▸ **WHAT YOU NEED TO DO**:
Search the listing for the string "балла" and copy every line that contains it.

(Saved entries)

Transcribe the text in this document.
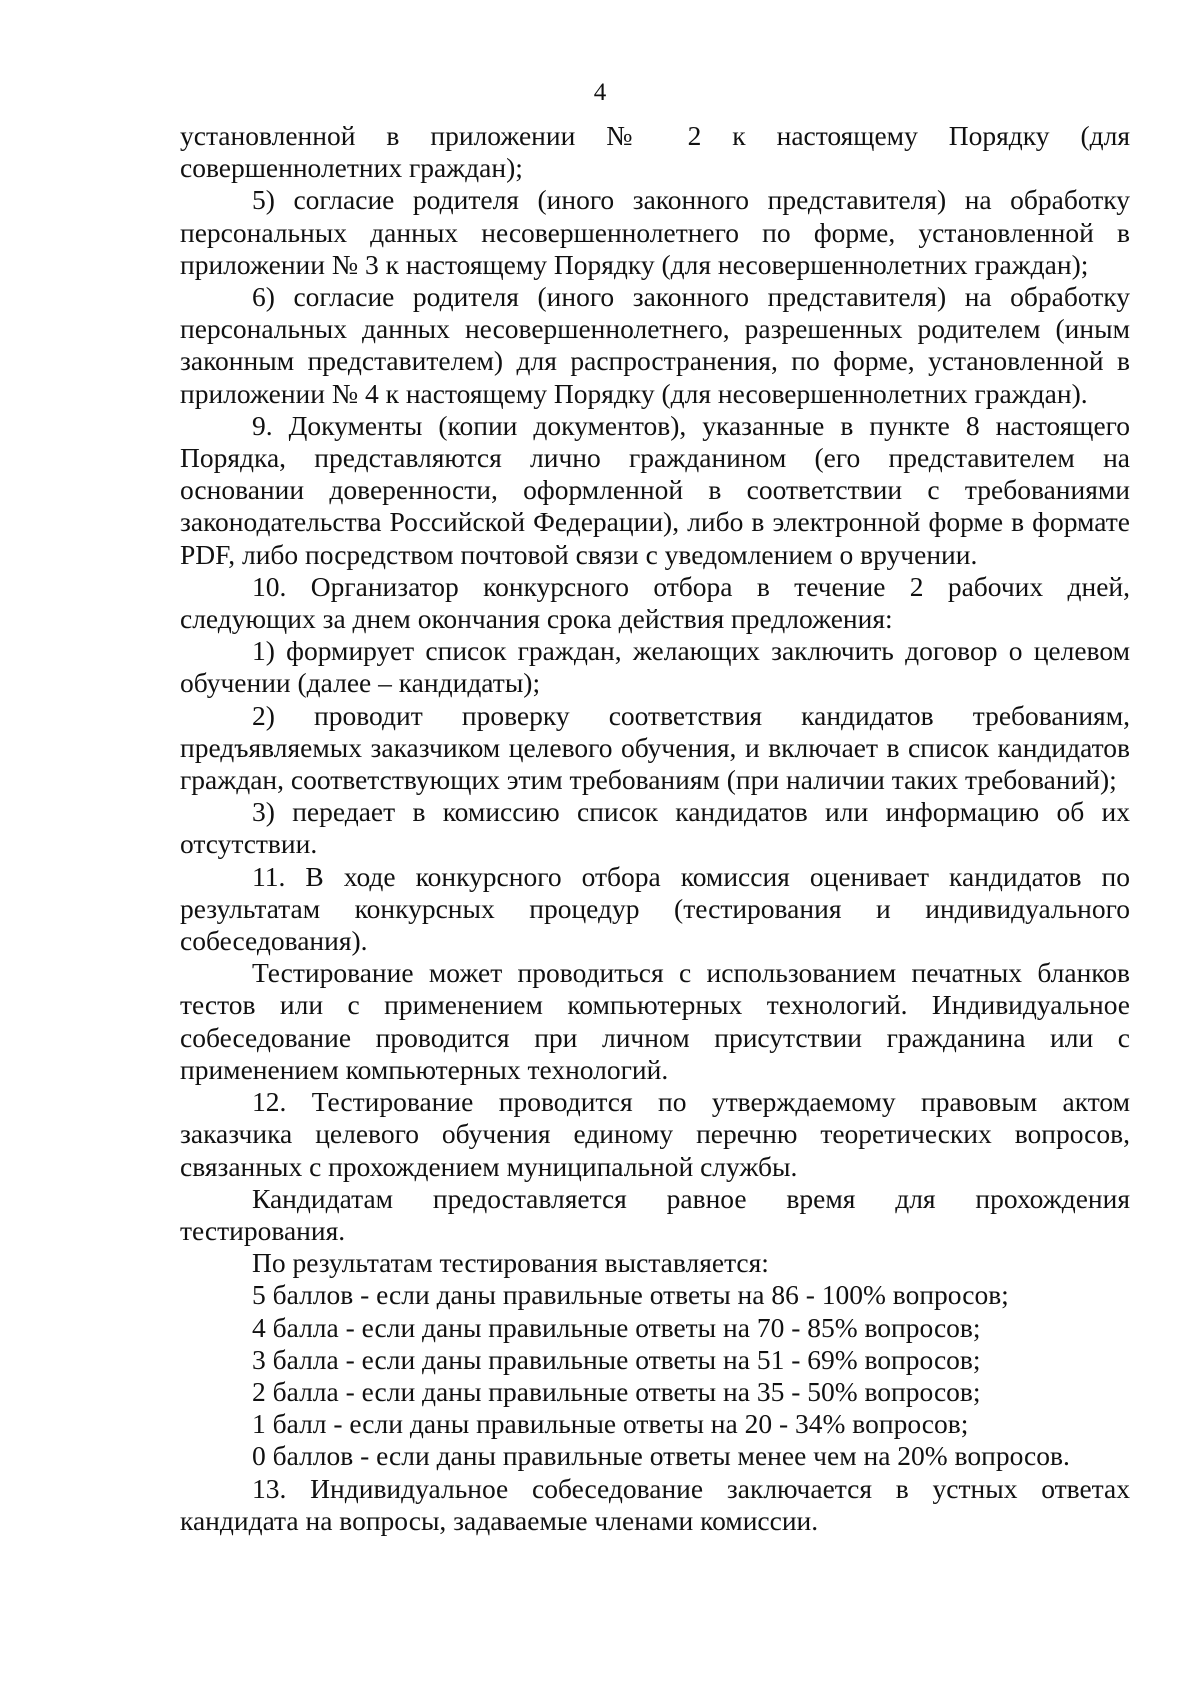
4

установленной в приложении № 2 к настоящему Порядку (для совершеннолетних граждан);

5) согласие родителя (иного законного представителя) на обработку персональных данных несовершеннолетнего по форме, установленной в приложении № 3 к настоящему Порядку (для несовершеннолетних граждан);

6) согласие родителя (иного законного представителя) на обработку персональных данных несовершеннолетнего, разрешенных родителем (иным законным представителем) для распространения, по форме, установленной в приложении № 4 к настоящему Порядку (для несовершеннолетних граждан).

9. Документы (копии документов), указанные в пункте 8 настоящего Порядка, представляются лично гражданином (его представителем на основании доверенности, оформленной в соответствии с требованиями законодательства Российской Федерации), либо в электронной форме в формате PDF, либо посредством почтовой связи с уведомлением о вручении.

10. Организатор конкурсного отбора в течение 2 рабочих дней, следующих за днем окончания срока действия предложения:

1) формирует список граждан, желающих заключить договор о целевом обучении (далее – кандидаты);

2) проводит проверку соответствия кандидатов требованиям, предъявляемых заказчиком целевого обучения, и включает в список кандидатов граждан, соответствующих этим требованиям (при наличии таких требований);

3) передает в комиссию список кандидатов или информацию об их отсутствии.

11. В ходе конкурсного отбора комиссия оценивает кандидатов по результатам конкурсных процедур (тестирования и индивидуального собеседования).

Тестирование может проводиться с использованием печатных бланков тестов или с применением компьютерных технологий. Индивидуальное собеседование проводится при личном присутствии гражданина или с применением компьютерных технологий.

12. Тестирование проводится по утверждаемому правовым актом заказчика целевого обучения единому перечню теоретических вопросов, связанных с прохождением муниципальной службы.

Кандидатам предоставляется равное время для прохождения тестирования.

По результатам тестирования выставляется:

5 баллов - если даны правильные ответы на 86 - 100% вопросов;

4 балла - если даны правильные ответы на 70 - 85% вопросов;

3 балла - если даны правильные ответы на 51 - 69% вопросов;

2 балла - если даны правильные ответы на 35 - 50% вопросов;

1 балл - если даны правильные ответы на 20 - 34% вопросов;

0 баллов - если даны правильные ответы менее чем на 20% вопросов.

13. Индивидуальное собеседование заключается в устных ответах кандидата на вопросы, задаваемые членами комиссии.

▸ **ANSWER TO THE PROBLEM**:
4 балла - если даны правильные ответы на 70 - 85% вопросов;
3 балла - если даны правильные ответы на 51 - 69% вопросов;
2 балла - если даны правильные ответы на 35 - 50% вопросов;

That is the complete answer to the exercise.